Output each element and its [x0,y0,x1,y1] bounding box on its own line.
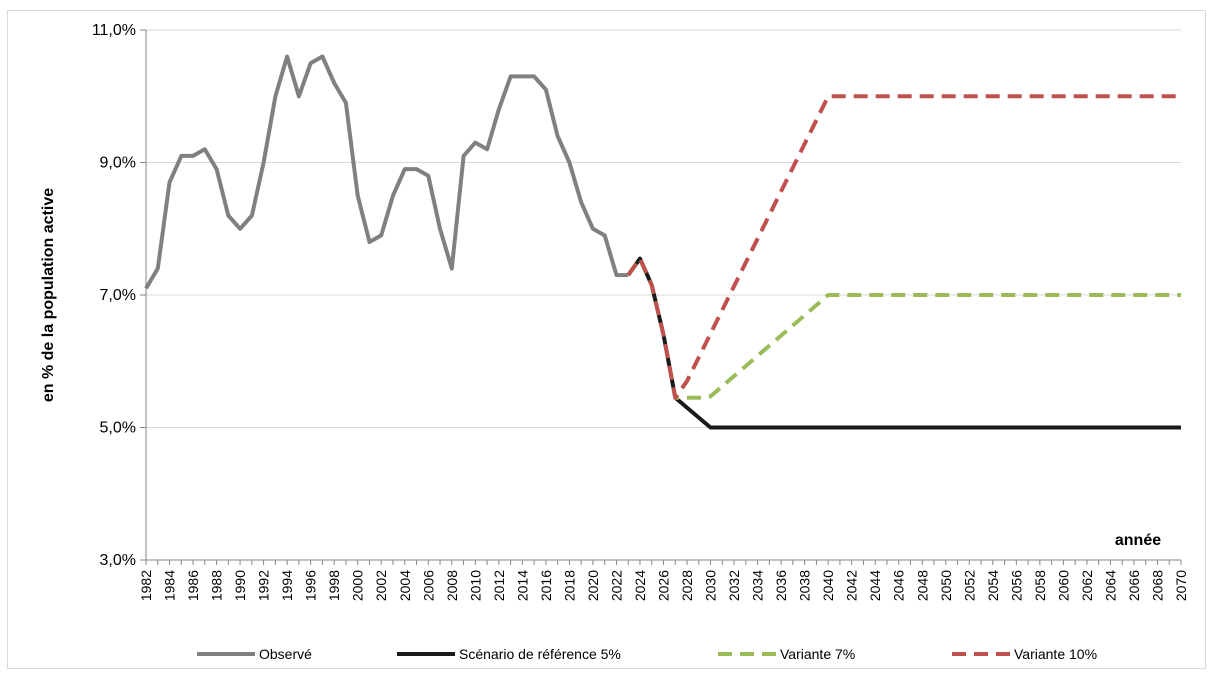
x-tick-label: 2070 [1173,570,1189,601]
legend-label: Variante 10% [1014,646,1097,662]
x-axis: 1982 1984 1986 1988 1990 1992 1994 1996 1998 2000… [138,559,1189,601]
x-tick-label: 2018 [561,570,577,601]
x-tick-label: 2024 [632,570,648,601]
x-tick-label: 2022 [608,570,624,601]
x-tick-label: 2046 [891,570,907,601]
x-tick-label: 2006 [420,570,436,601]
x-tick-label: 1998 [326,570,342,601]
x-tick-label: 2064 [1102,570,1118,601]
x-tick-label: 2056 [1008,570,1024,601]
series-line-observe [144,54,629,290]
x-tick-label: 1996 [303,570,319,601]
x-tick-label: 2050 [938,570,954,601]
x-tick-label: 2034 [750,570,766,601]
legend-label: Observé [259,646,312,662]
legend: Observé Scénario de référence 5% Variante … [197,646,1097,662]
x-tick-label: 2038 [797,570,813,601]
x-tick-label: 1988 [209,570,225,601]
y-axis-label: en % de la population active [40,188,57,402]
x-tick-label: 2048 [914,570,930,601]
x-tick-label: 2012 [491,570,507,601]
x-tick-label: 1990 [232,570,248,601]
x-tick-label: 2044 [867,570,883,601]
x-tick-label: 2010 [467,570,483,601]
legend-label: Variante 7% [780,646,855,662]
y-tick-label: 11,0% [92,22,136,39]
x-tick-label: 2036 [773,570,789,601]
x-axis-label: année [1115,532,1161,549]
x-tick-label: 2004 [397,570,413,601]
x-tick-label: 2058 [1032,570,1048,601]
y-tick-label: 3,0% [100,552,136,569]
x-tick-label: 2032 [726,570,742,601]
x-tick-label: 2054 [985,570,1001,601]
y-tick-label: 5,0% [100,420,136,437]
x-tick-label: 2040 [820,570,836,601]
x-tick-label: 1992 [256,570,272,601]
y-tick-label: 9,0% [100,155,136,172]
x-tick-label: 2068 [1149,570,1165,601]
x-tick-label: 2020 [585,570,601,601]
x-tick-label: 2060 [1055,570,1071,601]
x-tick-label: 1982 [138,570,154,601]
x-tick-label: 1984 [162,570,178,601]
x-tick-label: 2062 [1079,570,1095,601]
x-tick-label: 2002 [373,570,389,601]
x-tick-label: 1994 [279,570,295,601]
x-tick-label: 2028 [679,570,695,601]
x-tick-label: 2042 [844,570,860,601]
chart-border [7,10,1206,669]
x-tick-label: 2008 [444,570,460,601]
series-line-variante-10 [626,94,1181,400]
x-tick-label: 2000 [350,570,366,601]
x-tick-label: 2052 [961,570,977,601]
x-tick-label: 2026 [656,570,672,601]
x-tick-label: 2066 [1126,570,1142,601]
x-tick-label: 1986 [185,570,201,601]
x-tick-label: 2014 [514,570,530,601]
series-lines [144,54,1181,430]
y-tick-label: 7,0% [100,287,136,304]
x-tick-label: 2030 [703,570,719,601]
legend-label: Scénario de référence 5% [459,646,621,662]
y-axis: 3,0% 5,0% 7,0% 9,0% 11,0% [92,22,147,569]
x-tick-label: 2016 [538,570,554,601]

...

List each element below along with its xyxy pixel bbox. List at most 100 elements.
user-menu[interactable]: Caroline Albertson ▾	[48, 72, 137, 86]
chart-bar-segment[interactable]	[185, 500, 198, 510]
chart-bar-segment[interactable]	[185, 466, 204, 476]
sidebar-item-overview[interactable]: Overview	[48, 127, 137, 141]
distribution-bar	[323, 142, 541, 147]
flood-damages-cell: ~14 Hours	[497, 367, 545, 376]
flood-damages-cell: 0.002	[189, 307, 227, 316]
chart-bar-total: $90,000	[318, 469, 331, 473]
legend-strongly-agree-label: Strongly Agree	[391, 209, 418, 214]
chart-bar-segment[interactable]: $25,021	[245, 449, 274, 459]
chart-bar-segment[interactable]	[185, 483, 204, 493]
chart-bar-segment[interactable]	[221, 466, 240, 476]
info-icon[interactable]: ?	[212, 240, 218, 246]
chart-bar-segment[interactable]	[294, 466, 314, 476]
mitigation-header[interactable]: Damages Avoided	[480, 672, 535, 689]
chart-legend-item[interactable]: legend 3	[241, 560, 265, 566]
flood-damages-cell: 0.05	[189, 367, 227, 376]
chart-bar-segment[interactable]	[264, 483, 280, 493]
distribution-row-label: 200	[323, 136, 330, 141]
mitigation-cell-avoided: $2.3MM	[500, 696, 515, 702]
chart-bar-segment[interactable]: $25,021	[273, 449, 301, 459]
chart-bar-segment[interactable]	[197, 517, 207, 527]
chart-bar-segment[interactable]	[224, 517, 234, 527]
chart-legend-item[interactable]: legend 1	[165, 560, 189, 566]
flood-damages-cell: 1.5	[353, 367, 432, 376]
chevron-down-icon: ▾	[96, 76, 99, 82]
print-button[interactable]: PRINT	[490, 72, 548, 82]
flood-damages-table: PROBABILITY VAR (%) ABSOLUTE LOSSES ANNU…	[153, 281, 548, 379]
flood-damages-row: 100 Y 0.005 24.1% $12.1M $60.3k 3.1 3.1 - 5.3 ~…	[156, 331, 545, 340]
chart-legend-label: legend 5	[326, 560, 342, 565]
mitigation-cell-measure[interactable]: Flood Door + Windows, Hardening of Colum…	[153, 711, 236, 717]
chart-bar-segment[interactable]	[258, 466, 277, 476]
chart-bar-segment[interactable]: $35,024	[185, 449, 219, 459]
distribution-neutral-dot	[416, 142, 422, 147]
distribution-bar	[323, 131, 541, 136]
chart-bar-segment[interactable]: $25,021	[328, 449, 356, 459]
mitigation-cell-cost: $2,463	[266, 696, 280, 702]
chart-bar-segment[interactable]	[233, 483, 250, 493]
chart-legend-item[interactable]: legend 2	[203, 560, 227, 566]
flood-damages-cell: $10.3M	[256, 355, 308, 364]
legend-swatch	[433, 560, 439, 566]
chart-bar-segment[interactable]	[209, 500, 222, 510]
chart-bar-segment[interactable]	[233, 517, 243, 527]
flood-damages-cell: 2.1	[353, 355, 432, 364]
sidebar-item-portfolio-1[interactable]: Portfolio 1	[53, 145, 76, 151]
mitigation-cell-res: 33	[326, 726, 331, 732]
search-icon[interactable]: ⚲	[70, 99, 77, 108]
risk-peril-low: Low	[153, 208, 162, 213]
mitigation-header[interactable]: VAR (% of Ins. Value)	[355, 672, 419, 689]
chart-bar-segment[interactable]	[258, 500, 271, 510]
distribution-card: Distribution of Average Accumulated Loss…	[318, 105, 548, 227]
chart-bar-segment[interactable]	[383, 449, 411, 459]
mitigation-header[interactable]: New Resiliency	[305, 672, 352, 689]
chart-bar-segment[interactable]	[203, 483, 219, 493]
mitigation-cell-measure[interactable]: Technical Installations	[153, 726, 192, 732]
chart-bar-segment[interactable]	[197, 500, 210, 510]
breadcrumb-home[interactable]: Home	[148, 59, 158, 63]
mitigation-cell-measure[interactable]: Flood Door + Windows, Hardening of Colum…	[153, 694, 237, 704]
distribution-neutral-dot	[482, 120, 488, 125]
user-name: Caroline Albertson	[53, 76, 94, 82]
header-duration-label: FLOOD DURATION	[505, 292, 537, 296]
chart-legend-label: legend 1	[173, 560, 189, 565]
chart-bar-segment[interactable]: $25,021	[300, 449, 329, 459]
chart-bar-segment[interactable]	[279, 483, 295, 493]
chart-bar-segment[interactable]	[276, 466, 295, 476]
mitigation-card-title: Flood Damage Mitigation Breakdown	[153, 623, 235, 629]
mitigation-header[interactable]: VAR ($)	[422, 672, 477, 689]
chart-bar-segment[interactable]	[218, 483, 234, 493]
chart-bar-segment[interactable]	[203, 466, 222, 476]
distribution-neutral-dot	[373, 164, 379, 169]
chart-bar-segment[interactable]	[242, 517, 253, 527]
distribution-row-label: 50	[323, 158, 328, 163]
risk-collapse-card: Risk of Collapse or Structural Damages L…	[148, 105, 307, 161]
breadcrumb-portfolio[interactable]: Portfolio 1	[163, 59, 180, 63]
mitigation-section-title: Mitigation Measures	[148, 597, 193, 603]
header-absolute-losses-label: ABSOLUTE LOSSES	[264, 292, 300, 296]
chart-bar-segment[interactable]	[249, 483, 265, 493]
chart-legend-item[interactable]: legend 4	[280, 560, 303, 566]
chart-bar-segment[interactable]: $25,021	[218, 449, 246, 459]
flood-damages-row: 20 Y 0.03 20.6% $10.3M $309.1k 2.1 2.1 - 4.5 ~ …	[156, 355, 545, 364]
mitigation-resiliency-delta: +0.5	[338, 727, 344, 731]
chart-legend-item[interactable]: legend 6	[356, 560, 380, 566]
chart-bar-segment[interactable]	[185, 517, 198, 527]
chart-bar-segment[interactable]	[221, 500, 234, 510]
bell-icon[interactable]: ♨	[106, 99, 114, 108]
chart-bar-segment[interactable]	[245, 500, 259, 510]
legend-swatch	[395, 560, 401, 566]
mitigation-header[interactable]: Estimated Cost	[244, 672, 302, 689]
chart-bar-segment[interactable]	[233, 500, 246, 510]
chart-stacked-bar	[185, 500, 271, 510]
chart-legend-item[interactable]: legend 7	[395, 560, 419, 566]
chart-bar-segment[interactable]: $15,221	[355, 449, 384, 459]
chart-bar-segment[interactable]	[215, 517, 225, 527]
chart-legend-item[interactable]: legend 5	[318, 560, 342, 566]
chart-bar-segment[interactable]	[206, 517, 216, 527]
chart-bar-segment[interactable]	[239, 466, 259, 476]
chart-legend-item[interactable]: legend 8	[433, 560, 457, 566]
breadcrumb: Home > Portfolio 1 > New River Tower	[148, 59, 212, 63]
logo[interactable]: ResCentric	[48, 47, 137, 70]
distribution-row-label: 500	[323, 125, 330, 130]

---

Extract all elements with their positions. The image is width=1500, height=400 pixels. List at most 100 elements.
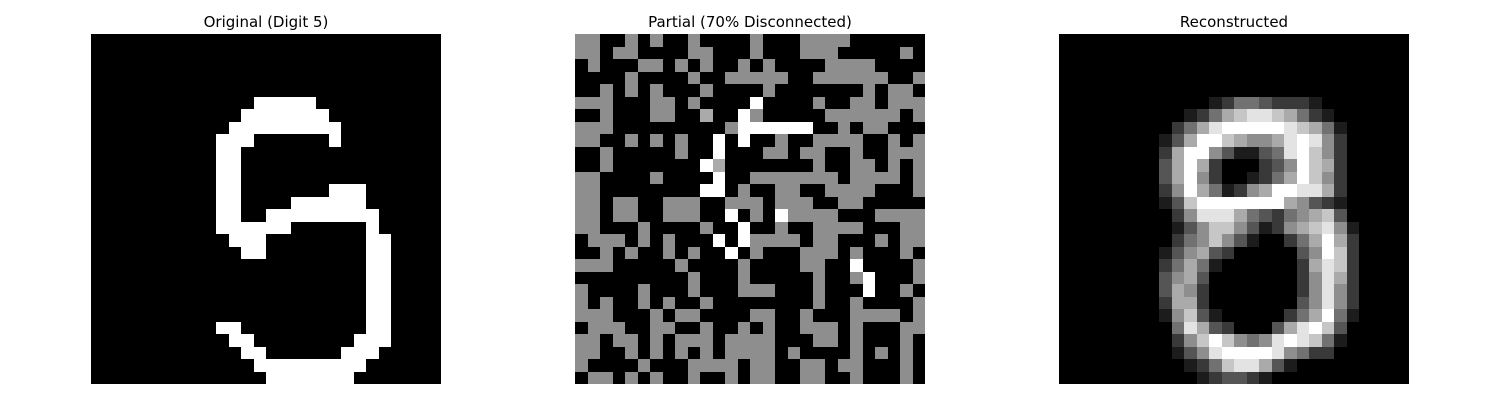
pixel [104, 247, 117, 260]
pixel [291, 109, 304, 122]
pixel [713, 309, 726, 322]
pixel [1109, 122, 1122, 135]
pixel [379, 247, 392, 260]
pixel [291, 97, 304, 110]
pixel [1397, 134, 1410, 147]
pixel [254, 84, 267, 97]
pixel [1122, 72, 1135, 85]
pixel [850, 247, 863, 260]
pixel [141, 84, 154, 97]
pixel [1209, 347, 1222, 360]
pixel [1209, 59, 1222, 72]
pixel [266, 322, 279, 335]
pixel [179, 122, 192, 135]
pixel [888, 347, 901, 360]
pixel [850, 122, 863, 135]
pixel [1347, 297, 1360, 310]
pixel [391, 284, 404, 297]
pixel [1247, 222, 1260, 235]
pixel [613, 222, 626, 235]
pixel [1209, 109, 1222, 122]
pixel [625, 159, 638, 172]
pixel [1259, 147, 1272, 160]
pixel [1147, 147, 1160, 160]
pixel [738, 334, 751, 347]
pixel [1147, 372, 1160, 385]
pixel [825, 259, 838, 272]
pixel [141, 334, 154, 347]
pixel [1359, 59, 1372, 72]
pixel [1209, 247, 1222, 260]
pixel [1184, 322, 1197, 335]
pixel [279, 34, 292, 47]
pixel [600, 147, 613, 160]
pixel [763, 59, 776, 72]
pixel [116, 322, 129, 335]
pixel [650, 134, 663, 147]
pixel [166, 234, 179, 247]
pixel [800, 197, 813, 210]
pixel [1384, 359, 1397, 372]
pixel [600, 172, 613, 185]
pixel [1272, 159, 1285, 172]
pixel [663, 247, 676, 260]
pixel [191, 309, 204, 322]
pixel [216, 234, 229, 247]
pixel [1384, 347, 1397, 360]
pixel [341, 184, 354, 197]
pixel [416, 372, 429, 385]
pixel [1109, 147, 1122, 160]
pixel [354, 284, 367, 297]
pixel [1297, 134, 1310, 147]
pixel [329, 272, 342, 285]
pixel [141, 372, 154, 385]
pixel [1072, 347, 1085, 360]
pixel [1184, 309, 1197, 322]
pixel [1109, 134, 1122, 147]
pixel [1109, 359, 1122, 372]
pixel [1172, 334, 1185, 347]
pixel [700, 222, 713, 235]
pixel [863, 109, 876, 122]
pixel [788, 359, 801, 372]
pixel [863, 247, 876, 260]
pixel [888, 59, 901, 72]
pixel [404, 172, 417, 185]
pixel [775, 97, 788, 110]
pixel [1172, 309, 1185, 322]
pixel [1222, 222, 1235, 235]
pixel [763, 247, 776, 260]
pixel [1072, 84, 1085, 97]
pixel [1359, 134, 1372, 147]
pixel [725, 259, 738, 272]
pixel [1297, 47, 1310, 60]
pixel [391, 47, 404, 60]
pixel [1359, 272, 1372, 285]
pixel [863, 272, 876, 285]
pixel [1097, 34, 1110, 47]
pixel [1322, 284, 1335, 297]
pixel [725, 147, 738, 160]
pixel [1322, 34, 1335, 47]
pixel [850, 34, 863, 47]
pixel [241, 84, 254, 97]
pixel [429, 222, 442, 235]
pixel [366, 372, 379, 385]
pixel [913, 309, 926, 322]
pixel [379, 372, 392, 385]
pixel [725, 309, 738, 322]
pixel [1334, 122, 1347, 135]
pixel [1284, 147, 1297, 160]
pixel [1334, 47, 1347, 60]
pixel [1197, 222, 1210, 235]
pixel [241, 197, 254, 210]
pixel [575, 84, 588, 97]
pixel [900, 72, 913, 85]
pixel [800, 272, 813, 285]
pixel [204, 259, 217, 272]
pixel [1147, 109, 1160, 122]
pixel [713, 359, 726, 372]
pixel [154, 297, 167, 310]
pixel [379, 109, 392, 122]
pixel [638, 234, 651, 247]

* What you will do *
Rewrite the stretch of the material that opens with the line containing "pixel [104, 247, 117, 260]" and closes with the line containing "pixel [763, 247, 776, 260]", changing "pixel" to "dot" and keeping everything else as it is.

* Task response *
dot [104, 247, 117, 260]
dot [291, 109, 304, 122]
dot [713, 309, 726, 322]
dot [1109, 122, 1122, 135]
dot [379, 247, 392, 260]
dot [291, 97, 304, 110]
dot [1397, 134, 1410, 147]
dot [254, 84, 267, 97]
dot [1122, 72, 1135, 85]
dot [850, 247, 863, 260]
dot [141, 84, 154, 97]
dot [1209, 347, 1222, 360]
dot [1209, 59, 1222, 72]
dot [266, 322, 279, 335]
dot [179, 122, 192, 135]
dot [888, 347, 901, 360]
dot [850, 122, 863, 135]
dot [1347, 297, 1360, 310]
dot [391, 284, 404, 297]
dot [1247, 222, 1260, 235]
dot [613, 222, 626, 235]
dot [1209, 109, 1222, 122]
dot [625, 159, 638, 172]
dot [1259, 147, 1272, 160]
dot [1147, 147, 1160, 160]
dot [738, 334, 751, 347]
dot [1147, 372, 1160, 385]
dot [825, 259, 838, 272]
dot [141, 334, 154, 347]
dot [1359, 59, 1372, 72]
dot [1209, 247, 1222, 260]
dot [1184, 322, 1197, 335]
dot [279, 34, 292, 47]
dot [600, 147, 613, 160]
dot [763, 59, 776, 72]
dot [116, 322, 129, 335]
dot [650, 134, 663, 147]
dot [166, 234, 179, 247]
dot [800, 197, 813, 210]
dot [1384, 359, 1397, 372]
dot [600, 172, 613, 185]
dot [1272, 159, 1285, 172]
dot [663, 247, 676, 260]
dot [191, 309, 204, 322]
dot [216, 234, 229, 247]
dot [1384, 347, 1397, 360]
dot [341, 184, 354, 197]
dot [416, 372, 429, 385]
dot [1109, 147, 1122, 160]
dot [354, 284, 367, 297]
dot [1297, 134, 1310, 147]
dot [329, 272, 342, 285]
dot [141, 372, 154, 385]
dot [1072, 347, 1085, 360]
dot [1184, 309, 1197, 322]
dot [1109, 134, 1122, 147]
dot [1109, 359, 1122, 372]
dot [1172, 334, 1185, 347]
dot [700, 222, 713, 235]
dot [863, 109, 876, 122]
dot [788, 359, 801, 372]
dot [863, 247, 876, 260]
dot [888, 59, 901, 72]
dot [404, 172, 417, 185]
dot [775, 97, 788, 110]
dot [1172, 309, 1185, 322]
dot [1222, 222, 1235, 235]
dot [763, 247, 776, 260]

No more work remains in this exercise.